(PROBLEM DESCRIPTION)
Reproduce the listing exactly, with no pictures in your copy.
--- Start ---
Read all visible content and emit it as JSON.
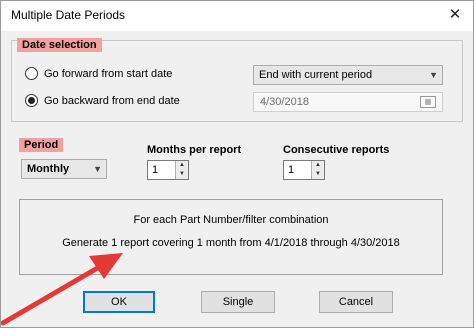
{
  "window": {
    "title": "Multiple Date Periods",
    "close_glyph": "✕"
  },
  "date_selection": {
    "group_label": "Date selection",
    "option_forward": "Go forward from start date",
    "option_backward": "Go backward from end date",
    "selected_option": "backward",
    "forward_combo_value": "End with current period",
    "end_date_value": "4/30/2018"
  },
  "period": {
    "label": "Period",
    "value": "Monthly",
    "months_label": "Months per report",
    "months_value": "1",
    "consecutive_label": "Consecutive reports",
    "consecutive_value": "1"
  },
  "summary": {
    "line1": "For each Part Number/filter combination",
    "line2": "Generate 1 report covering 1 month from 4/1/2018 through 4/30/2018"
  },
  "buttons": {
    "ok": "OK",
    "single": "Single",
    "cancel": "Cancel"
  },
  "icons": {
    "dropdown": "chevron-down-icon",
    "calendar": "calendar-icon",
    "spin_up": "▲",
    "spin_down": "▼"
  },
  "colors": {
    "highlight": "#f3a0a0",
    "annotation_arrow": "#e53935",
    "default_button_border": "#0078d7"
  }
}
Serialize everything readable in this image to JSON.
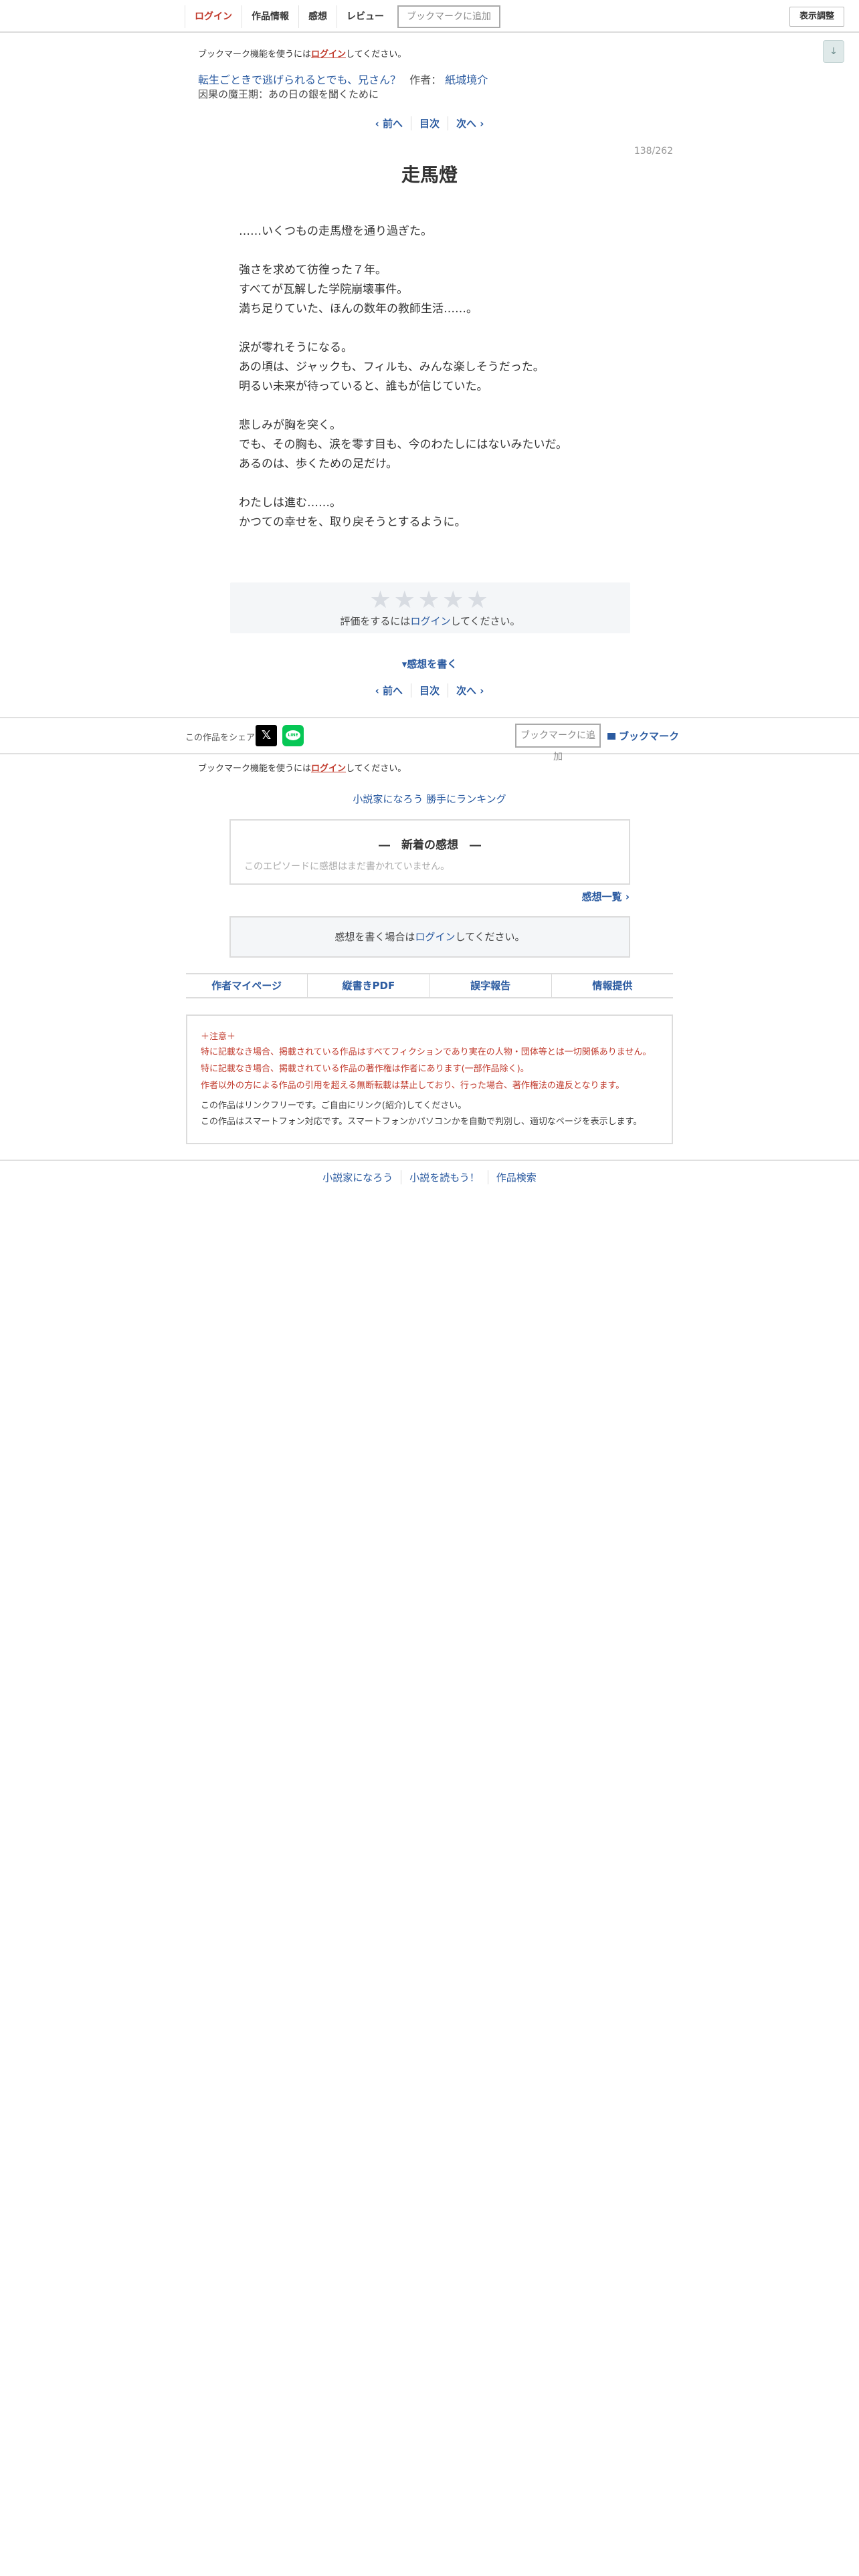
--- End ---
(RESPONSE TO THE TASK)
Read all visible content and emit it as JSON.
{
  "window": {
    "title": "Multiple Date Periods",
    "close_glyph": "✕"
  },
  "date_selection": {
    "group_label": "Date selection",
    "option_forward": "Go forward from start date",
    "option_backward": "Go backward from end date",
    "selected_option": "backward",
    "forward_combo_value": "End with current period",
    "end_date_value": "4/30/2018"
  },
  "period": {
    "label": "Period",
    "value": "Monthly",
    "months_label": "Months per report",
    "months_value": "1",
    "consecutive_label": "Consecutive reports",
    "consecutive_value": "1"
  },
  "summary": {
    "line1": "For each Part Number/filter combination",
    "line2": "Generate 1 report covering 1 month from 4/1/2018 through 4/30/2018"
  },
  "buttons": {
    "ok": "OK",
    "single": "Single",
    "cancel": "Cancel"
  },
  "icons": {
    "dropdown": "chevron-down-icon",
    "calendar": "calendar-icon",
    "spin_up": "▲",
    "spin_down": "▼"
  },
  "colors": {
    "highlight": "#f3a0a0",
    "annotation_arrow": "#e53935",
    "default_button_border": "#0078d7"
  }
}
Serialize everything readable in this image to JSON.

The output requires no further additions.